==== Provided data ====

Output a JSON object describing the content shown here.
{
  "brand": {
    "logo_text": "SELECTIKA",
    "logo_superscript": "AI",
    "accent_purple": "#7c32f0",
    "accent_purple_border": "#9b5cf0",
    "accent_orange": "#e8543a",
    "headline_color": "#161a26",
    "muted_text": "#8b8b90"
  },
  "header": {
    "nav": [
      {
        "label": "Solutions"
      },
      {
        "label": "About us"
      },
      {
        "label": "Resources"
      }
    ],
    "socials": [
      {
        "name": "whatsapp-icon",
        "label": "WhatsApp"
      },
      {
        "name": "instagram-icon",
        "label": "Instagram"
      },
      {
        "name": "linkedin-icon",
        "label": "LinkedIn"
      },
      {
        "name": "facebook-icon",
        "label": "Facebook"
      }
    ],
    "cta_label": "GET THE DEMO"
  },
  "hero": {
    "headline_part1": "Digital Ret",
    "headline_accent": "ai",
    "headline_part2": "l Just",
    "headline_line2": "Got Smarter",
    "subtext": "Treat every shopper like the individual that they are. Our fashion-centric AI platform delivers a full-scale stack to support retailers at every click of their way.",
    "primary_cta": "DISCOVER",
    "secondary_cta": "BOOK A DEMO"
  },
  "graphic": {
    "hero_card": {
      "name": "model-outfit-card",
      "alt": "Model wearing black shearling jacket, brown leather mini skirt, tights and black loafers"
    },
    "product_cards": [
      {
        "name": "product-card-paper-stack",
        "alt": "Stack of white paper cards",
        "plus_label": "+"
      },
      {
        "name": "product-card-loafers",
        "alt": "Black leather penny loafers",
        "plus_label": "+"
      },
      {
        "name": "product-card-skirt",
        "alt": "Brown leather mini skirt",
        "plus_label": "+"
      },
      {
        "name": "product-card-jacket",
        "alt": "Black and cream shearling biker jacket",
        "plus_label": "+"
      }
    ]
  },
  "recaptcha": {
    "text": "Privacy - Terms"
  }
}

====

**Challenge:** Write out the complete set of records exactly as given.

**Worked answer:**
Output a JSON object describing the content shown here.
{
  "brand": {
    "logo_text": "SELECTIKA",
    "logo_superscript": "AI",
    "accent_purple": "#7c32f0",
    "accent_purple_border": "#9b5cf0",
    "accent_orange": "#e8543a",
    "headline_color": "#161a26",
    "muted_text": "#8b8b90"
  },
  "header": {
    "nav": [
      {
        "label": "Solutions"
      },
      {
        "label": "About us"
      },
      {
        "label": "Resources"
      }
    ],
    "socials": [
      {
        "name": "whatsapp-icon",
        "label": "WhatsApp"
      },
      {
        "name": "instagram-icon",
        "label": "Instagram"
      },
      {
        "name": "linkedin-icon",
        "label": "LinkedIn"
      },
      {
        "name": "facebook-icon",
        "label": "Facebook"
      }
    ],
    "cta_label": "GET THE DEMO"
  },
  "hero": {
    "headline_part1": "Digital Ret",
    "headline_accent": "ai",
    "headline_part2": "l Just",
    "headline_line2": "Got Smarter",
    "subtext": "Treat every shopper like the individual that they are. Our fashion-centric AI platform delivers a full-scale stack to support retailers at every click of their way.",
    "primary_cta": "DISCOVER",
    "secondary_cta": "BOOK A DEMO"
  },
  "graphic": {
    "hero_card": {
      "name": "model-outfit-card",
      "alt": "Model wearing black shearling jacket, brown leather mini skirt, tights and black loafers"
    },
    "product_cards": [
      {
        "name": "product-card-paper-stack",
        "alt": "Stack of white paper cards",
        "plus_label": "+"
      },
      {
        "name": "product-card-loafers",
        "alt": "Black leather penny loafers",
        "plus_label": "+"
      },
      {
        "name": "product-card-skirt",
        "alt": "Brown leather mini skirt",
        "plus_label": "+"
      },
      {
        "name": "product-card-jacket",
        "alt": "Black and cream shearling biker jacket",
        "plus_label": "+"
      }
    ]
  },
  "recaptcha": {
    "text": "Privacy - Terms"
  }
}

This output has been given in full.